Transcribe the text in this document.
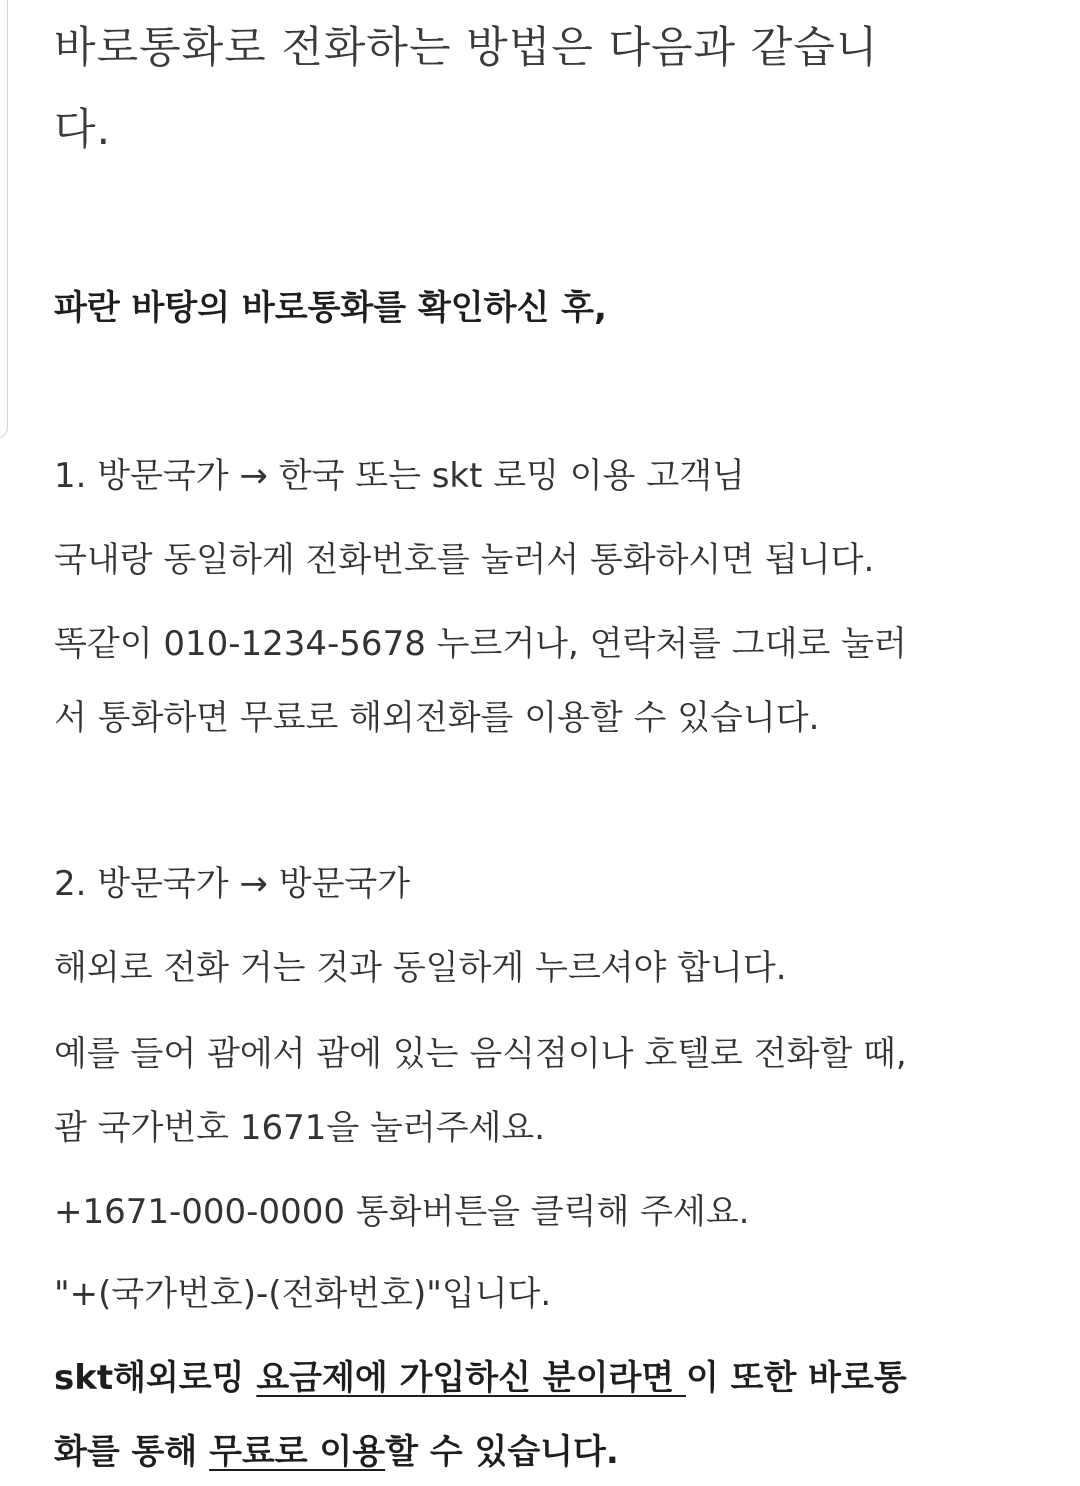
바로통화로 전화하는 방법은 다음과 같습니

다.

파란 바탕의 바로통화를 확인하신 후,

1. 방문국가 → 한국 또는 skt 로밍 이용 고객님

국내랑 동일하게 전화번호를 눌러서 통화하시면 됩니다.

똑같이 010-1234-5678 누르거나, 연락처를 그대로 눌러

서 통화하면 무료로 해외전화를 이용할 수 있습니다.

2. 방문국가 → 방문국가

해외로 전화 거는 것과 동일하게 누르셔야 합니다.

예를 들어 괌에서 괌에 있는 음식점이나 호텔로 전화할 때,

괌 국가번호 1671을 눌러주세요.

+1671-000-0000 통화버튼을 클릭해 주세요.

"+(국가번호)-(전화번호)"입니다.

skt해외로밍 요금제에 가입하신 분이라면 이 또한 바로통

화를 통해 무료로 이용할 수 있습니다.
────────────────────────────────────────
#### [EXERCISE]
Where a line above contains the word "동일하게", copy that line.

#### [TASK RESPONSE]
국내랑 동일하게 전화번호를 눌러서 통화하시면 됩니다.
해외로 전화 거는 것과 동일하게 누르셔야 합니다.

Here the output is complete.